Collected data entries
:::

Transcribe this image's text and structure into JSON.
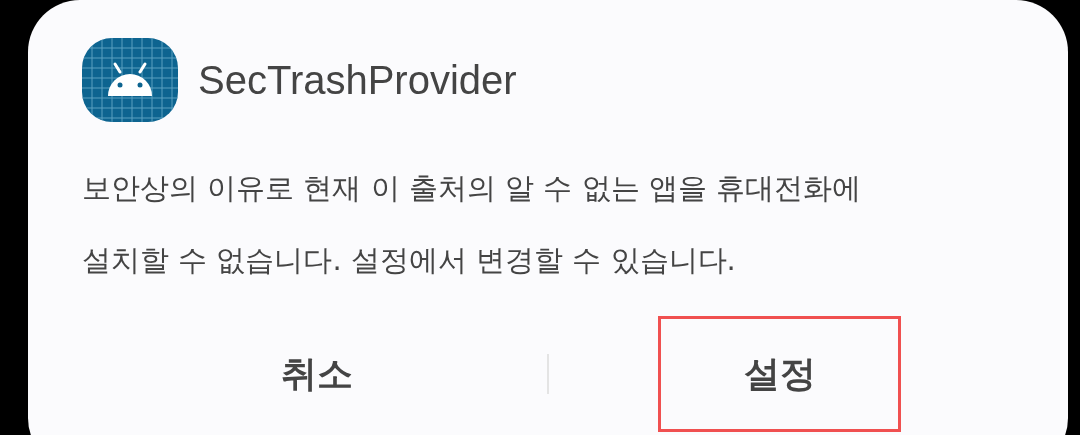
{
  "dialog": {
    "app_name": "SecTrashProvider",
    "message_lines": [
      "보안상의 이유로 현재 이 출처의 알 수 없는 앱을 휴대전화에",
      "설치할 수 없습니다. 설정에서 변경할 수 있습니다."
    ],
    "buttons": [
      {
        "label": "취소",
        "highlighted": false
      },
      {
        "label": "설정",
        "highlighted": true
      }
    ]
  }
}
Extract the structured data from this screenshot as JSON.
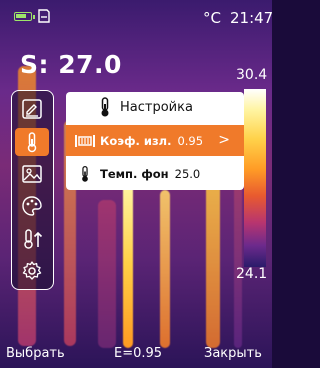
{
  "status": {
    "battery_level": 0.8,
    "unit": "°C",
    "time": "21:47"
  },
  "spot": {
    "label": "S: 27.0"
  },
  "scale": {
    "max": "30.4",
    "min": "24.1"
  },
  "sidebar": {
    "tools": [
      {
        "icon": "measure-edit-icon"
      },
      {
        "icon": "thermometer-icon",
        "active": true
      },
      {
        "icon": "image-icon"
      },
      {
        "icon": "palette-icon"
      },
      {
        "icon": "thermometer-up-icon"
      },
      {
        "icon": "gear-icon"
      }
    ]
  },
  "menu": {
    "title": "Настройка",
    "rows": [
      {
        "label": "Коэф. изл.",
        "value": "0.95",
        "icon": "emissivity-icon",
        "selected": true
      },
      {
        "label": "Темп. фон",
        "value": "25.0",
        "icon": "thermometer-icon"
      }
    ],
    "chevron": ">"
  },
  "bottom": {
    "select": "Выбрать",
    "emissivity": "E=0.95",
    "close": "Закрыть"
  },
  "colors": {
    "accent": "#f07a2a",
    "battery": "#9ee56a",
    "panel": "#ffffff"
  }
}
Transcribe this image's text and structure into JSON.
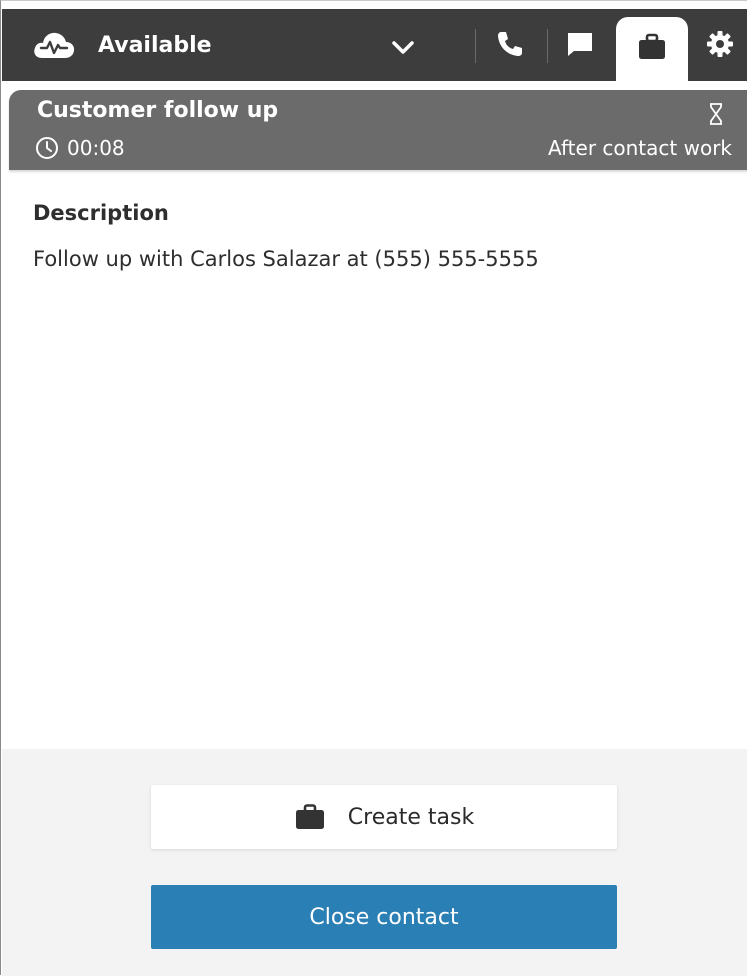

:::

- [WORK TO DO] Leave the pictures out and copy the rest of the data exactly.

- [RESULT OF THE TASK]
Transcribe this image's text and structure into JSON.
{
  "dialog": {
    "app_name": "SecTrashProvider",
    "message_lines": [
      "보안상의 이유로 현재 이 출처의 알 수 없는 앱을 휴대전화에",
      "설치할 수 없습니다. 설정에서 변경할 수 있습니다."
    ],
    "buttons": [
      {
        "label": "취소",
        "highlighted": false
      },
      {
        "label": "설정",
        "highlighted": true
      }
    ]
  }
}
Extract the structured data from this screenshot as JSON.
{
  "status": {
    "battery_level": 0.8,
    "unit": "°C",
    "time": "21:47"
  },
  "spot": {
    "label": "S: 27.0"
  },
  "scale": {
    "max": "30.4",
    "min": "24.1"
  },
  "sidebar": {
    "tools": [
      {
        "icon": "measure-edit-icon"
      },
      {
        "icon": "thermometer-icon",
        "active": true
      },
      {
        "icon": "image-icon"
      },
      {
        "icon": "palette-icon"
      },
      {
        "icon": "thermometer-up-icon"
      },
      {
        "icon": "gear-icon"
      }
    ]
  },
  "menu": {
    "title": "Настройка",
    "rows": [
      {
        "label": "Коэф. изл.",
        "value": "0.95",
        "icon": "emissivity-icon",
        "selected": true
      },
      {
        "label": "Темп. фон",
        "value": "25.0",
        "icon": "thermometer-icon"
      }
    ],
    "chevron": ">"
  },
  "bottom": {
    "select": "Выбрать",
    "emissivity": "E=0.95",
    "close": "Закрыть"
  },
  "colors": {
    "accent": "#f07a2a",
    "battery": "#9ee56a",
    "panel": "#ffffff"
  }
}
Transcribe this image's text and structure into JSON.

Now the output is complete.